## Provided entries
(begin)
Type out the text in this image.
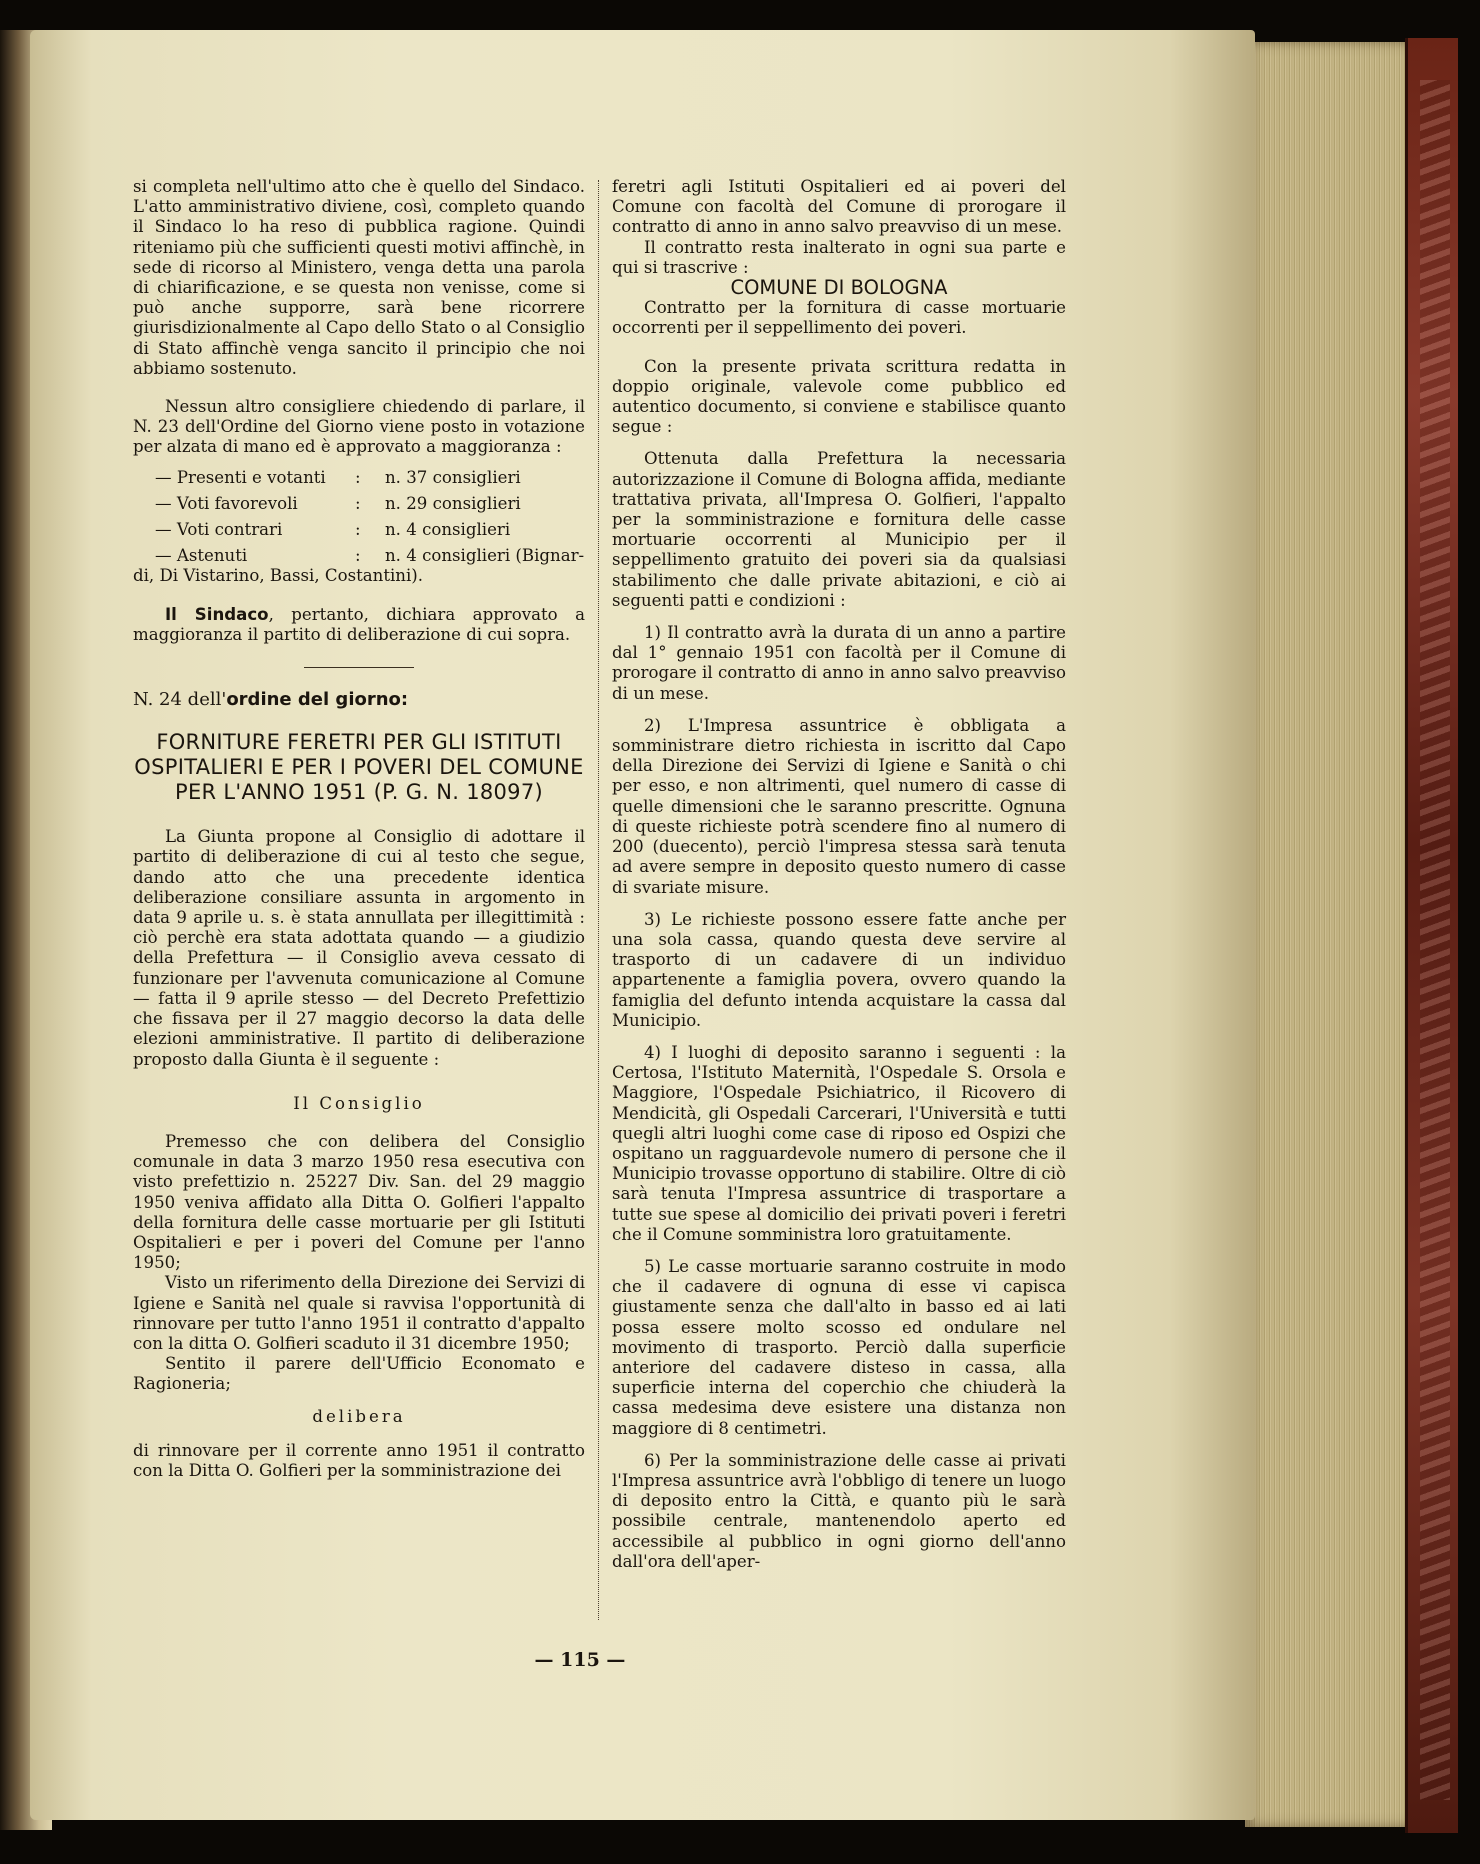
si completa nell'ultimo atto che è quello del Sindaco. L'atto amministrativo diviene, così, completo quando il Sindaco lo ha reso di pubblica ragione. Quindi riteniamo più che sufficienti questi motivi affinchè, in sede di ricorso al Ministero, venga detta una parola di chiarificazione, e se questa non venisse, come si può anche supporre, sarà bene ricorrere giurisdizionalmente al Capo dello Stato o al Consiglio di Stato affinchè venga sancito il principio che noi abbiamo sostenuto.

Nessun altro consigliere chiedendo di parlare, il N. 23 dell'Ordine del Giorno viene posto in votazione per alzata di mano ed è approvato a maggioranza :

— Presenti e votanti	:	n. 37 consiglieri
— Voti favorevoli	:	n. 29 consiglieri
— Voti contrari	:	n. 4 consiglieri
— Astenuti	:	n. 4 consiglieri (Bignar-

di, Di Vistarino, Bassi, Costantini).

Il Sindaco, pertanto, dichiara approvato a maggioranza il partito di deliberazione di cui sopra.

N. 24 dell'ordine del giorno:

FORNITURE FERETRI PER GLI ISTITUTI OSPITALIERI E PER I POVERI DEL COMUNE PER L'ANNO 1951 (P. G. N. 18097)

La Giunta propone al Consiglio di adottare il partito di deliberazione di cui al testo che segue, dando atto che una precedente identica deliberazione consiliare assunta in argomento in data 9 aprile u. s. è stata annullata per illegittimità : ciò perchè era stata adottata quando — a giudizio della Prefettura — il Consiglio aveva cessato di funzionare per l'avvenuta comunicazione al Comune — fatta il 9 aprile stesso — del Decreto Prefettizio che fissava per il 27 maggio decorso la data delle elezioni amministrative. Il partito di deliberazione proposto dalla Giunta è il seguente :

Il Consiglio

Premesso che con delibera del Consiglio comunale in data 3 marzo 1950 resa esecutiva con visto prefettizio n. 25227 Div. San. del 29 maggio 1950 veniva affidato alla Ditta O. Golfieri l'appalto della fornitura delle casse mortuarie per gli Istituti Ospitalieri e per i poveri del Comune per l'anno 1950;

Visto un riferimento della Direzione dei Servizi di Igiene e Sanità nel quale si ravvisa l'opportunità di rinnovare per tutto l'anno 1951 il contratto d'appalto con la ditta O. Golfieri scaduto il 31 dicembre 1950;

Sentito il parere dell'Ufficio Economato e Ragioneria;

delibera

di rinnovare per il corrente anno 1951 il contratto con la Ditta O. Golfieri per la somministrazione dei

feretri agli Istituti Ospitalieri ed ai poveri del Comune con facoltà del Comune di prorogare il contratto di anno in anno salvo preavviso di un mese.

Il contratto resta inalterato in ogni sua parte e qui si trascrive :

COMUNE DI BOLOGNA

Contratto per la fornitura di casse mortuarie occorrenti per il seppellimento dei poveri.

Con la presente privata scrittura redatta in doppio originale, valevole come pubblico ed autentico documento, si conviene e stabilisce quanto segue :

Ottenuta dalla Prefettura la necessaria autorizzazione il Comune di Bologna affida, mediante trattativa privata, all'Impresa O. Golfieri, l'appalto per la somministrazione e fornitura delle casse mortuarie occorrenti al Municipio per il seppellimento gratuito dei poveri sia da qualsiasi stabilimento che dalle private abitazioni, e ciò ai seguenti patti e condizioni :

1) Il contratto avrà la durata di un anno a partire dal 1° gennaio 1951 con facoltà per il Comune di prorogare il contratto di anno in anno salvo preavviso di un mese.

2) L'Impresa assuntrice è obbligata a somministrare dietro richiesta in iscritto dal Capo della Direzione dei Servizi di Igiene e Sanità o chi per esso, e non altrimenti, quel numero di casse di quelle dimensioni che le saranno prescritte. Ognuna di queste richieste potrà scendere fino al numero di 200 (duecento), perciò l'impresa stessa sarà tenuta ad avere sempre in deposito questo numero di casse di svariate misure.

3) Le richieste possono essere fatte anche per una sola cassa, quando questa deve servire al trasporto di un cadavere di un individuo appartenente a famiglia povera, ovvero quando la famiglia del defunto intenda acquistare la cassa dal Municipio.

4) I luoghi di deposito saranno i seguenti : la Certosa, l'Istituto Maternità, l'Ospedale S. Orsola e Maggiore, l'Ospedale Psichiatrico, il Ricovero di Mendicità, gli Ospedali Carcerari, l'Università e tutti quegli altri luoghi come case di riposo ed Ospizi che ospitano un ragguardevole numero di persone che il Municipio trovasse opportuno di stabilire. Oltre di ciò sarà tenuta l'Impresa assuntrice di trasportare a tutte sue spese al domicilio dei privati poveri i feretri che il Comune somministra loro gratuitamente.

5) Le casse mortuarie saranno costruite in modo che il cadavere di ognuna di esse vi capisca giustamente senza che dall'alto in basso ed ai lati possa essere molto scosso ed ondulare nel movimento di trasporto. Perciò dalla superficie anteriore del cadavere disteso in cassa, alla superficie interna del coperchio che chiuderà la cassa medesima deve esistere una distanza non maggiore di 8 centimetri.

6) Per la somministrazione delle casse ai privati l'Impresa assuntrice avrà l'obbligo di tenere un luogo di deposito entro la Città, e quanto più le sarà possibile centrale, mantenendolo aperto ed accessibile al pubblico in ogni giorno dell'anno dall'ora dell'aper-

— 115 —
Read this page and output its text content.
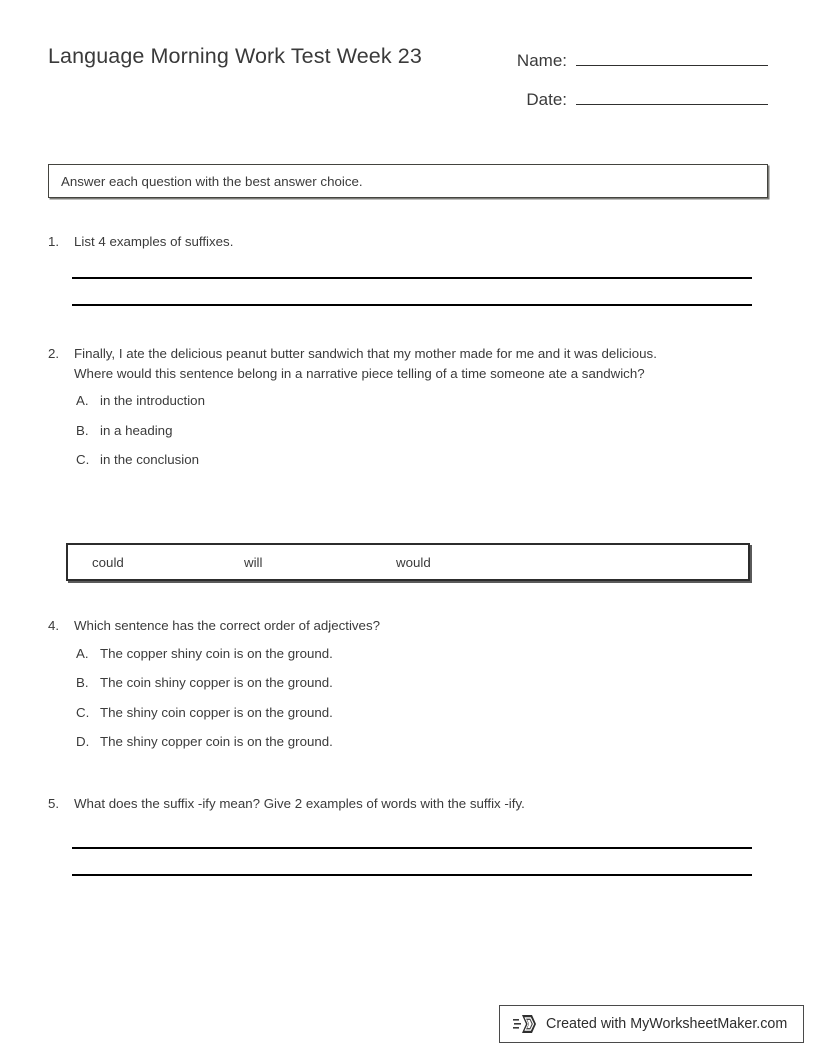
Language Morning Work Test Week 23	Name:
Date:
Answer each question with the best answer choice.
1.	List 4 examples of suffixes.
2.	Finally, I ate the delicious peanut butter sandwich that my mother made for me and it was delicious.
Where would this sentence belong in a narrative piece telling of a time someone ate a sandwich?
A. in the introduction
B. in a heading
C. in the conclusion
could	will	would
4.	Which sentence has the correct order of adjectives?
A. The copper shiny coin is on the ground.
B. The coin shiny copper is on the ground.
C. The shiny coin copper is on the ground.
D. The shiny copper coin is on the ground.
5.	What does the suffix -ify mean? Give 2 examples of words with the suffix -ify.
Created with MyWorksheetMaker.com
(end)
From the entries above, list each line with "privata" in it.

Con la presente privata scrittura redatta in doppio originale, valevole come pubblico ed autentico documento, si conviene e stabilisce quanto segue :
Ottenuta dalla Prefettura la necessaria autorizzazione il Comune di Bologna affida, mediante trattativa privata, all'Impresa O. Golfieri, l'appalto per la somministrazione e fornitura delle casse mortuarie occorrenti al Municipio per il seppellimento gratuito dei poveri sia da qualsiasi stabilimento che dalle private abitazioni, e ciò ai seguenti patti e condizioni :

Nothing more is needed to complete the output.